EXERCISE
Copy out all lines carrying the word "that".

INFORMATION GIVEN
::::::::::

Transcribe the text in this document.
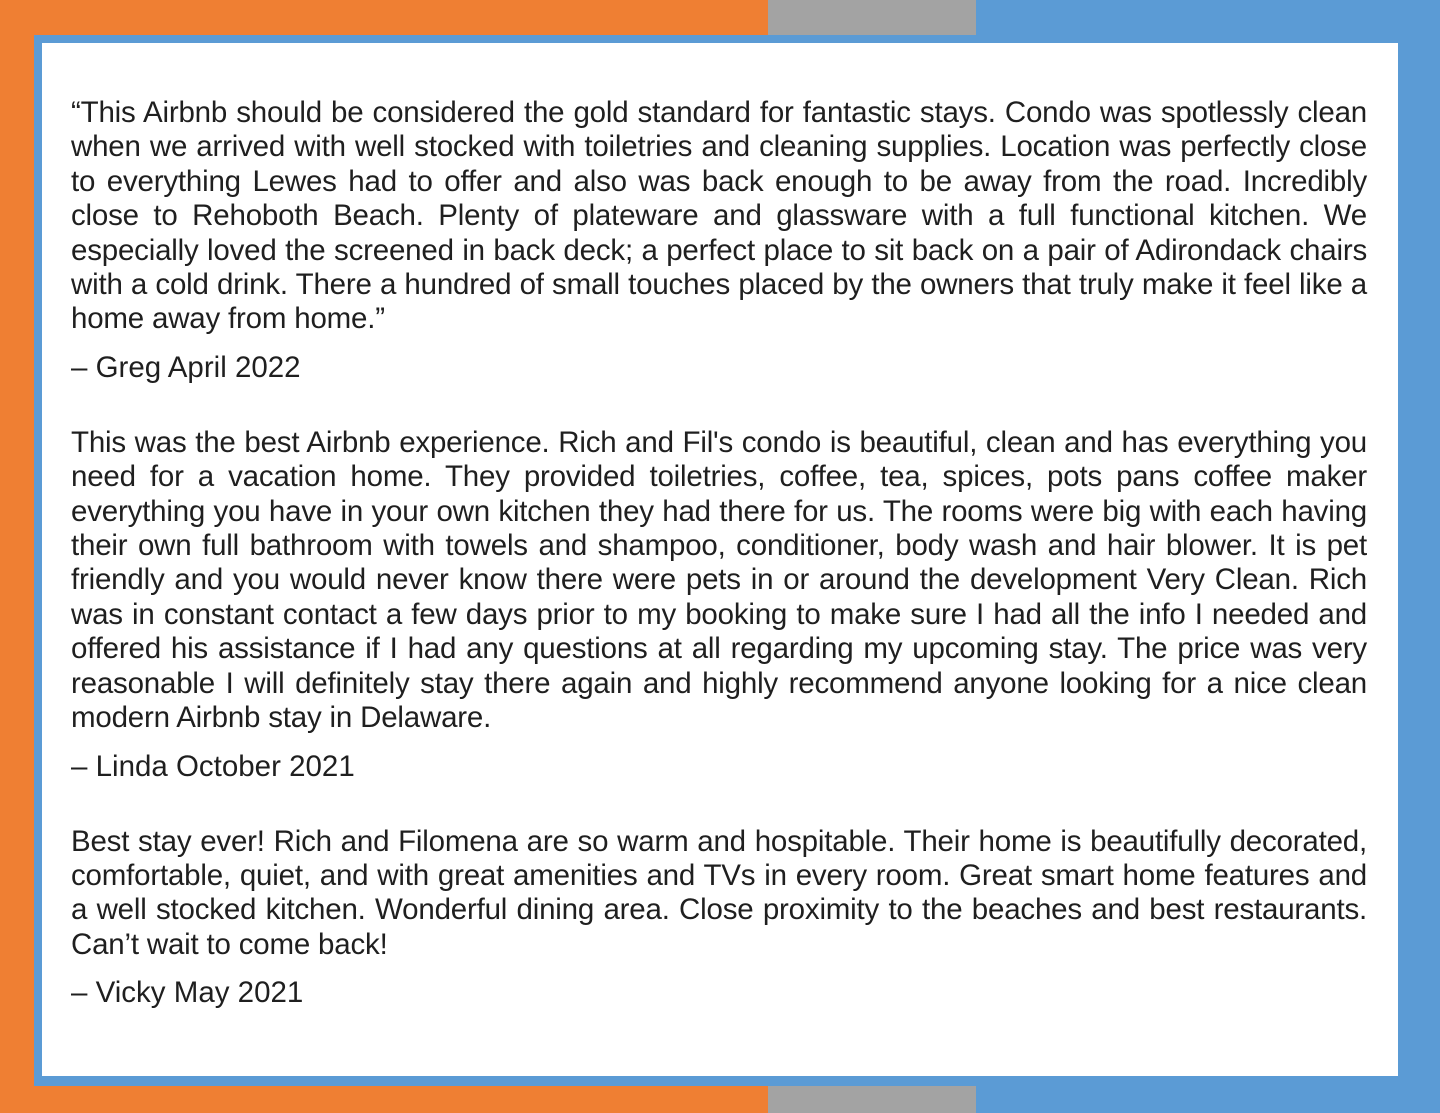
“This Airbnb should be considered the gold standard for fantastic stays. Condo was spotlessly clean when we arrived with well stocked with toiletries and cleaning supplies. Location was perfectly close to everything Lewes had to offer and also was back enough to be away from the road. Incredibly close to Rehoboth Beach. Plenty of plateware and glassware with a full functional kitchen. We especially loved the screened in back deck; a perfect place to sit back on a pair of Adirondack chairs with a cold drink. There a hundred of small touches placed by the owners that truly make it feel like a home away from home.”

– Greg April 2022

This was the best Airbnb experience. Rich and Fil's condo is beautiful, clean and has everything you need for a vacation home. They provided toiletries, coffee, tea, spices, pots pans coffee maker everything you have in your own kitchen they had there for us. The rooms were big with each having their own full bathroom with towels and shampoo, conditioner, body wash and hair blower. It is pet friendly and you would never know there were pets in or around the development Very Clean. Rich was in constant contact a few days prior to my booking to make sure I had all the info I needed and offered his assistance if I had any questions at all regarding my upcoming stay. The price was very reasonable I will definitely stay there again and highly recommend anyone looking for a nice clean modern Airbnb stay in Delaware.

– Linda October 2021

Best stay ever! Rich and Filomena are so warm and hospitable. Their home is beautifully decorated, comfortable, quiet, and with great amenities and TVs in every room. Great smart home features and a well stocked kitchen. Wonderful dining area. Close proximity to the beaches and best restaurants. Can’t wait to come back!

– Vicky May 2021
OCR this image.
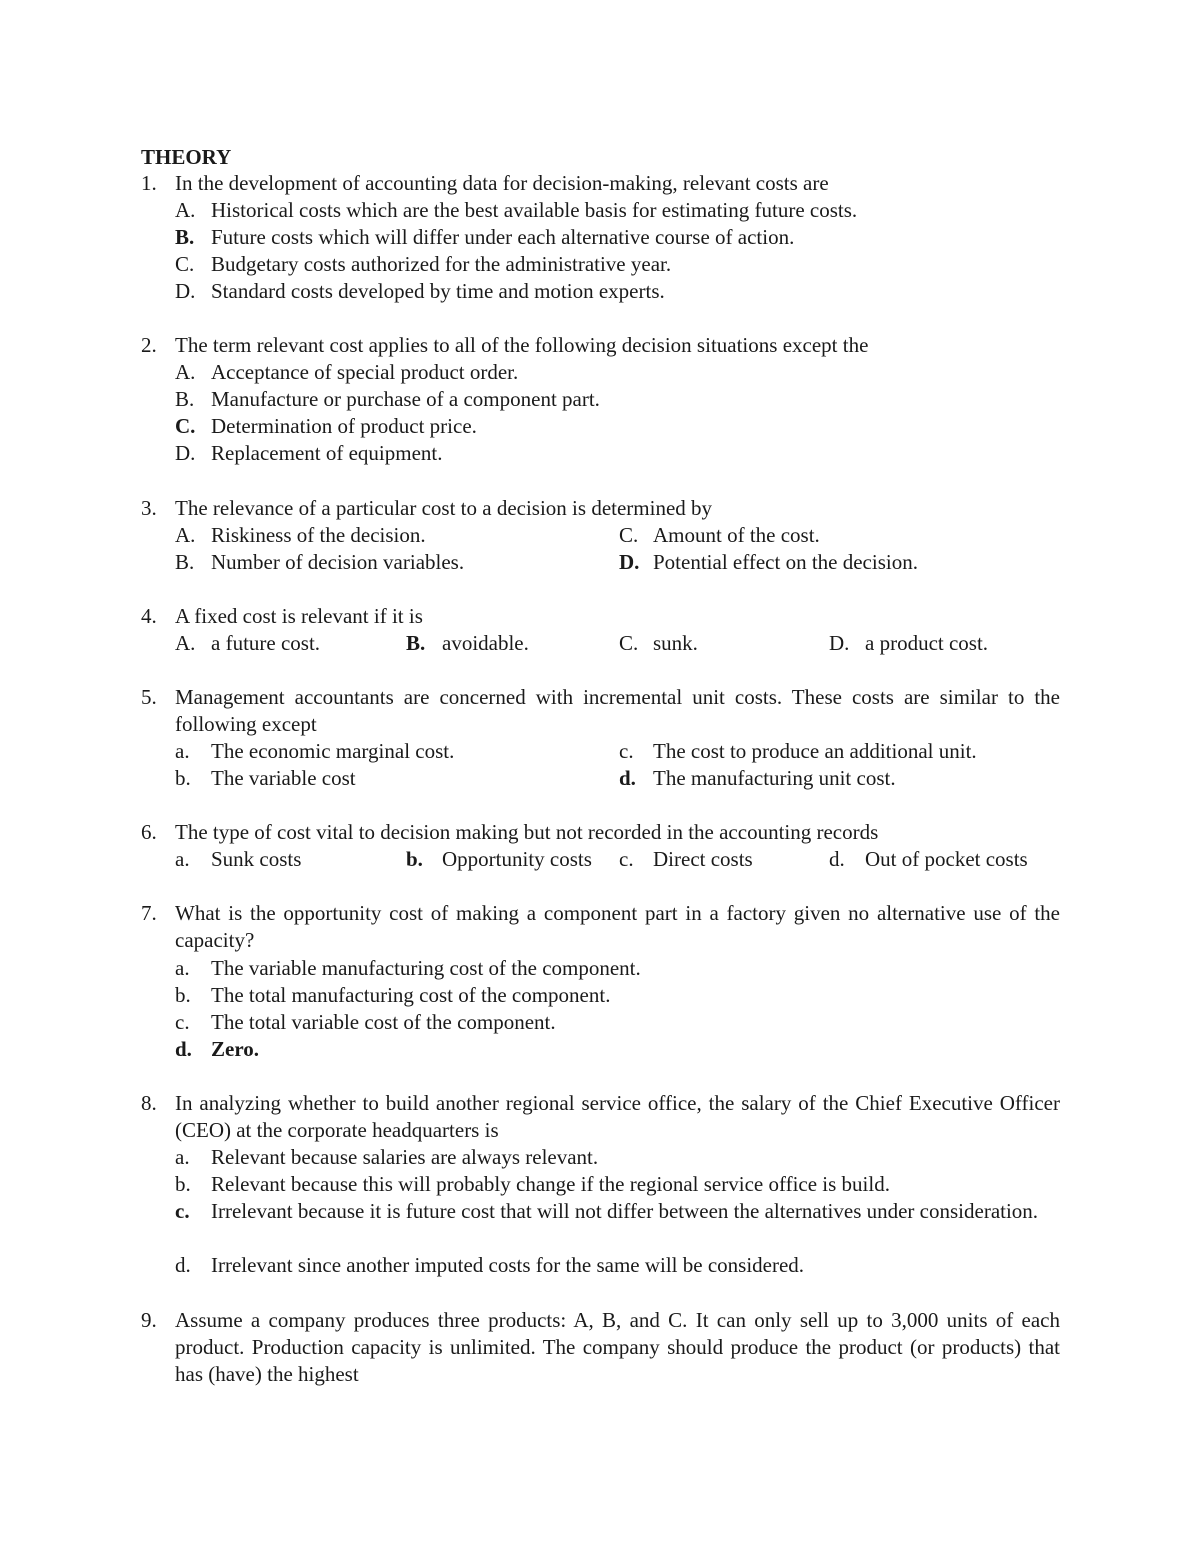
THEORY
1. In the development of accounting data for decision-making, relevant costs are
A. Historical costs which are the best available basis for estimating future costs.
B. Future costs which will differ under each alternative course of action.
C. Budgetary costs authorized for the administrative year.
D. Standard costs developed by time and motion experts.
2. The term relevant cost applies to all of the following decision situations except the
A. Acceptance of special product order.
B. Manufacture or purchase of a component part.
C. Determination of product price.
D. Replacement of equipment.
3. The relevance of a particular cost to a decision is determined by
A. Riskiness of the decision.	C. Amount of the cost.
B. Number of decision variables.	D. Potential effect on the decision.
4. A fixed cost is relevant if it is
A. a future cost.	B. avoidable.	C. sunk.	D. a product cost.
5. Management accountants are concerned with incremental unit costs. These costs are similar to the following except
a. The economic marginal cost.	c. The cost to produce an additional unit.
b. The variable cost	d. The manufacturing unit cost.
6. The type of cost vital to decision making but not recorded in the accounting records
a. Sunk costs	b. Opportunity costs c. Direct costs	d. Out of pocket costs
7. What is the opportunity cost of making a component part in a factory given no alternative use of the capacity?
a. The variable manufacturing cost of the component.
b. The total manufacturing cost of the component.
c. The total variable cost of the component.
d. Zero.
8. In analyzing whether to build another regional service office, the salary of the Chief Executive Officer (CEO) at the corporate headquarters is
a. Relevant because salaries are always relevant.
b. Relevant because this will probably change if the regional service office is build.
c. Irrelevant because it is future cost that will not differ between the alternatives under consideration.
d. Irrelevant since another imputed costs for the same will be considered.
9. Assume a company produces three products: A, B, and C. It can only sell up to 3,000 units of each product. Production capacity is unlimited. The company should produce the product (or products) that has (have) the highest
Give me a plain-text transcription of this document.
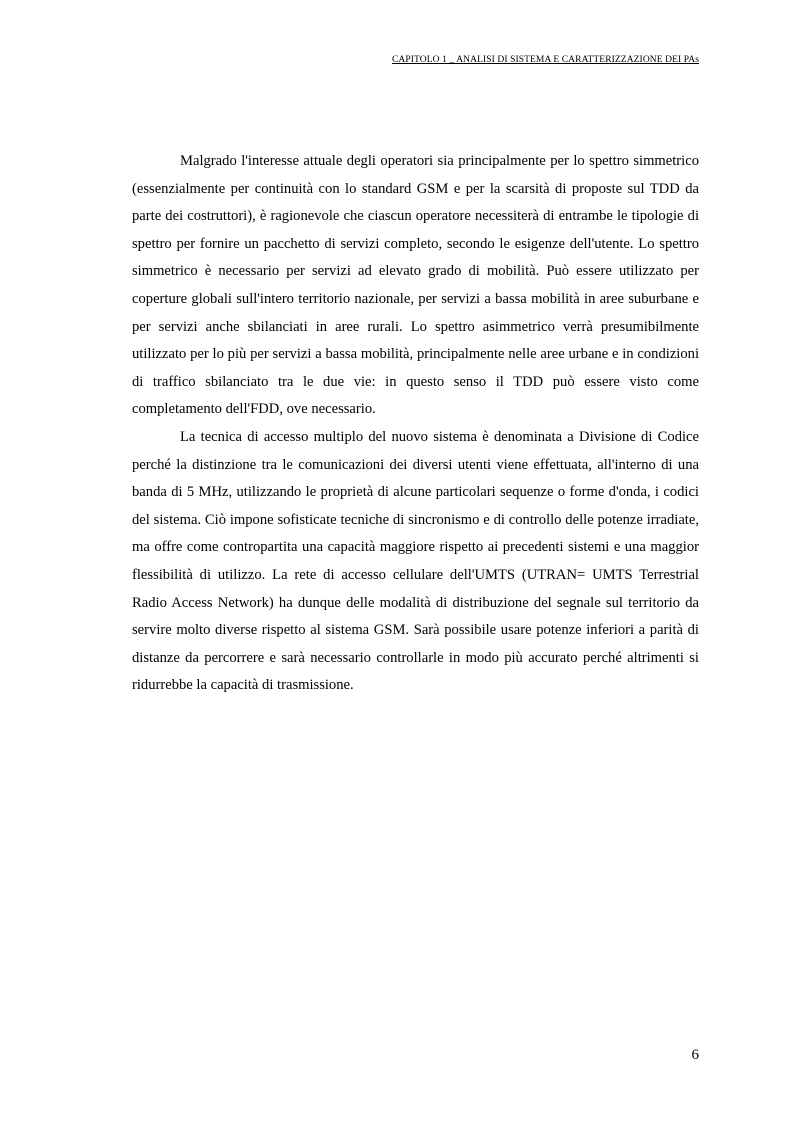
CAPITOLO 1 _ ANALISI DI SISTEMA E CARATTERIZZAZIONE DEI PAs

Malgrado l'interesse attuale degli operatori sia principalmente per lo spettro simmetrico (essenzialmente per continuità con lo standard GSM e per la scarsità di proposte sul TDD da parte dei costruttori), è ragionevole che ciascun operatore necessiterà di entrambe le tipologie di spettro per fornire un pacchetto di servizi completo, secondo le esigenze dell'utente. Lo spettro simmetrico è necessario per servizi ad elevato grado di mobilità. Può essere utilizzato per coperture globali sull'intero territorio nazionale, per servizi a bassa mobilità in aree suburbane e per servizi anche sbilanciati in aree rurali. Lo spettro asimmetrico verrà presumibilmente utilizzato per lo più per servizi a bassa mobilità, principalmente nelle aree urbane e in condizioni di traffico sbilanciato tra le due vie: in questo senso il TDD può essere visto come completamento dell'FDD, ove necessario.

La tecnica di accesso multiplo del nuovo sistema è denominata a Divisione di Codice perché la distinzione tra le comunicazioni dei diversi utenti viene effettuata, all'interno di una banda di 5 MHz, utilizzando le proprietà di alcune particolari sequenze o forme d'onda, i codici del sistema. Ciò impone sofisticate tecniche di sincronismo e di controllo delle potenze irradiate, ma offre come contropartita una capacità maggiore rispetto ai precedenti sistemi e una maggior flessibilità di utilizzo. La rete di accesso cellulare dell'UMTS (UTRAN= UMTS Terrestrial Radio Access Network) ha dunque delle modalità di distribuzione del segnale sul territorio da servire molto diverse rispetto al sistema GSM. Sarà possibile usare potenze inferiori a parità di distanze da percorrere e sarà necessario controllarle in modo più accurato perché altrimenti si ridurrebbe la capacità di trasmissione.

6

::::::::::

EXERCISE RESULT
“This Airbnb should be considered the gold standard for fantastic stays. Condo was spotlessly clean when we arrived with well stocked with toiletries and cleaning supplies. Location was perfectly close to everything Lewes had to offer and also was back enough to be away from the road. Incredibly close to Rehoboth Beach. Plenty of plateware and glassware with a full functional kitchen. We especially loved the screened in back deck; a perfect place to sit back on a pair of Adirondack chairs with a cold drink. There a hundred of small touches placed by the owners that truly make it feel like a home away from home.”
c. Irrelevant because it is future cost that will not differ between the alternatives under consideration.
9. Assume a company produces three products: A, B, and C. It can only sell up to 3,000 units of each product. Production capacity is unlimited. The company should produce the product (or products) that has (have) the highest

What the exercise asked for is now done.